■ WHAT THE TASK REQUIRES
Go through the lines below and tally those containing the string "body". Respond with the number only.

== INFORMATION PROVIDED ==

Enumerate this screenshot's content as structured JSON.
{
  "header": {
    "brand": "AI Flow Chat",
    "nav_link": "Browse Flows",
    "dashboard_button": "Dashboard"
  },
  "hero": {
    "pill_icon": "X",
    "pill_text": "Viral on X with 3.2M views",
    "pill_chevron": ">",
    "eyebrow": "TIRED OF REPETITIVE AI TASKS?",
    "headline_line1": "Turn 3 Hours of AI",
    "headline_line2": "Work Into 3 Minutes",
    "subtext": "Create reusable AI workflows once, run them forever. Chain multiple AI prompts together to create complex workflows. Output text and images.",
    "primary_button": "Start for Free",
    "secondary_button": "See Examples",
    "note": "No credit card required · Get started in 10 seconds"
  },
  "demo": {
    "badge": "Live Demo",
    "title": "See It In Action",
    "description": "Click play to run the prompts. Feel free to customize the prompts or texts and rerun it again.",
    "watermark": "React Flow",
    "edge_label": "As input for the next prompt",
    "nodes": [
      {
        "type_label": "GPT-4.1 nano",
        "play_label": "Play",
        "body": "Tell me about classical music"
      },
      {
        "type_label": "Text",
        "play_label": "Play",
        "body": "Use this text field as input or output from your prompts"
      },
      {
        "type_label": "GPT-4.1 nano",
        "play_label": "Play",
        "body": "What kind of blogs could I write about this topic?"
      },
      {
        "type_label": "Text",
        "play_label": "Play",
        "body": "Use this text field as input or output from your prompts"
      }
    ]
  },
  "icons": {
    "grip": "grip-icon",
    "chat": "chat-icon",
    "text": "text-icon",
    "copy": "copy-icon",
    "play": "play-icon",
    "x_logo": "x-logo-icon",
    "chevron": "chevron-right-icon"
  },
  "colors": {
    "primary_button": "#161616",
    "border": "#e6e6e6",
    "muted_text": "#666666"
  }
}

===

■ YOUR RESPONSE
4